### [Page text]

Start of Block

Monday, March 28, 2011


The March 23rd issue of Lancet, carried a simple piece of work by the group from New Zealand on the evaluation of chest pains in the emergency department, in the Asian Pacific region. The study is called ASPECT - Asia Pacific Evaluation of Chest Pain Trial.
Sorting out chest pains in the ER ( emergency room ), can be quite a challenge. If you are too strict in your criteria, you may either discharge too many home ( and run the risk of deaths and AMIs at home ) with the attendant risk of patient complaints and law suits, or if you are too lax, you end up admitting too many chest pains and clog up all your hospital beds.
The group of workers from Christchurch, New Zealand, led by Dr Martin Than actually involved cases from 14 ER across the Asian Pacific regions, including hospitals in Hong Kong, Taiwan, Indonesia, Singapore, and Australia. This gives us the Asian flavour. They studied 3582 patients, age 18 and above who presented with chest pains of more then 5 mins duration. They categorised them into TIMI risk scores from 0-7, their ECG on presentation ( see if there are any ischemic changes ), and the stat Trop T, CK and Myoglobin, and 2 hours later. The primary endpoint was cardiac events at 30 days. They found that using these simple criteria, they could achieve a sensitivity of 99.3% ( they were not insensitive ), and they had a negative predictive value of 99.1%. that if the protocol predicts that the patient does not have cardiac chest pains, they were right 99.1% of the time. That is good, especially since the protocol cost is fairly cheap. In the USA, you may have to use the MSCT to exclude cardiac disease with chest pains, in those in the low and intermediate risk group.
I usually use a combination of what they do. In patients with chest pains, I think the history is very important and the associated cardiac risk ( TIMI risk score) factors. A good history of anginal type chest pains, and the presence of 1 or 2 cardiac risk factors, will make me very wary of sending that patient home. A good look at the ECG for ischemic changes, and a Trop T at point of care. Usually, this allows me to make up my mind whether to admit or not. I suppose the saying is true. If at the of all this, you are still unable to discriminate between cardiac or non cardiac pains ( and this can happen, especially in females with diabetes ), then admitting may be the better patient care option. Better to be over cautious then to risk a death at home.

End of Block

### [Stored data]
Start of Block

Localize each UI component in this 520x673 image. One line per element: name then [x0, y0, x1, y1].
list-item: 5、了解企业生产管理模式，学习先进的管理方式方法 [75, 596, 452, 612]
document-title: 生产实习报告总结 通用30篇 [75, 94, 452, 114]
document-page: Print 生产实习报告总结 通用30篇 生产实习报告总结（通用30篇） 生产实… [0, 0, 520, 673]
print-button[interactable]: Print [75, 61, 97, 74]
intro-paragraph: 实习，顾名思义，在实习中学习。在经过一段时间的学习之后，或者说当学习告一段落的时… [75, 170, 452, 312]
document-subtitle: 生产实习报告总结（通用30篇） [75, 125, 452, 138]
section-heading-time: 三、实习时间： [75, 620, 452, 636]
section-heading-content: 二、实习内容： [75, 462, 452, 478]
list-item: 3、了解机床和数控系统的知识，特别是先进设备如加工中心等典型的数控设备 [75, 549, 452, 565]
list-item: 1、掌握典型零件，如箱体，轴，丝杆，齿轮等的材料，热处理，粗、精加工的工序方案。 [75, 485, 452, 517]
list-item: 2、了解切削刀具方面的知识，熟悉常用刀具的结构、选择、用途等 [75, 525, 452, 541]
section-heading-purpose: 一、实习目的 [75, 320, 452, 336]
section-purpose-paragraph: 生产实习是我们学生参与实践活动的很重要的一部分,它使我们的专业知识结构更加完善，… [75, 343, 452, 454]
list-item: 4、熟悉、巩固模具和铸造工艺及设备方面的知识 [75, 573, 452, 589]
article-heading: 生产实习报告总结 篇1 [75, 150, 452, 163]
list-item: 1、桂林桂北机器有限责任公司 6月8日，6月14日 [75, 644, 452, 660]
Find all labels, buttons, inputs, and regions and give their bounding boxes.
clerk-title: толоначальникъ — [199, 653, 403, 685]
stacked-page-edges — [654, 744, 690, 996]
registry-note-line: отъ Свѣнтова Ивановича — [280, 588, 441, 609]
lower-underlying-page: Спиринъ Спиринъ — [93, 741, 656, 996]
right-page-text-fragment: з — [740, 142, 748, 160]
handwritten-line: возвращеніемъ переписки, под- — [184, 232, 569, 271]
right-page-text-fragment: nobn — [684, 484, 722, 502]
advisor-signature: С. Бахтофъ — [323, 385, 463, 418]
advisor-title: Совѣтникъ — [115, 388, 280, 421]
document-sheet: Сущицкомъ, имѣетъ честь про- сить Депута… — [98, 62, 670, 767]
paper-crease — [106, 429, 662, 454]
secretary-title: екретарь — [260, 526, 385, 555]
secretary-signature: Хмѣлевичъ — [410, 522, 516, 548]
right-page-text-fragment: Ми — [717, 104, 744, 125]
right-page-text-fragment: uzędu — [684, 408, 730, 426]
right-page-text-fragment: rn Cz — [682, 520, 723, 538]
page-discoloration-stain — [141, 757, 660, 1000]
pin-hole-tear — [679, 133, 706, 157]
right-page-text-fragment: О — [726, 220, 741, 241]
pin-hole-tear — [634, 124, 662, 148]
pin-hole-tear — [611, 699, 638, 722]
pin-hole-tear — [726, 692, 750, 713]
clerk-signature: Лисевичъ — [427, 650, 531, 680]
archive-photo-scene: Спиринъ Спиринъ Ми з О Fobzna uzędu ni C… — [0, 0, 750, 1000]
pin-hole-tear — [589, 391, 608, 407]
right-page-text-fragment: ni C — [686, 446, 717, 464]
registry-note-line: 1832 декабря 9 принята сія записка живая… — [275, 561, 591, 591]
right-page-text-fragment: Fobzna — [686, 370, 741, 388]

End of Block

### [Problem]
Return the portion of the chest pain post that opens with the words containing "Monday, March 28, 2011" and closes with "your hospital beds.", copied character for character. The items play no part in what is asked here.

### [Written response]
Monday, March 28, 2011


The March 23rd issue of Lancet, carried a simple piece of work by the group from New Zealand on the evaluation of chest pains in the emergency department, in the Asian Pacific region. The study is called ASPECT - Asia Pacific Evaluation of Chest Pain Trial.
Sorting out chest pains in the ER ( emergency room ), can be quite a challenge. If you are too strict in your criteria, you may either discharge too many home ( and run the risk of deaths and AMIs at home ) with the attendant risk of patient complaints and law suits, or if you are too lax, you end up admitting too many chest pains and clog up all your hospital beds.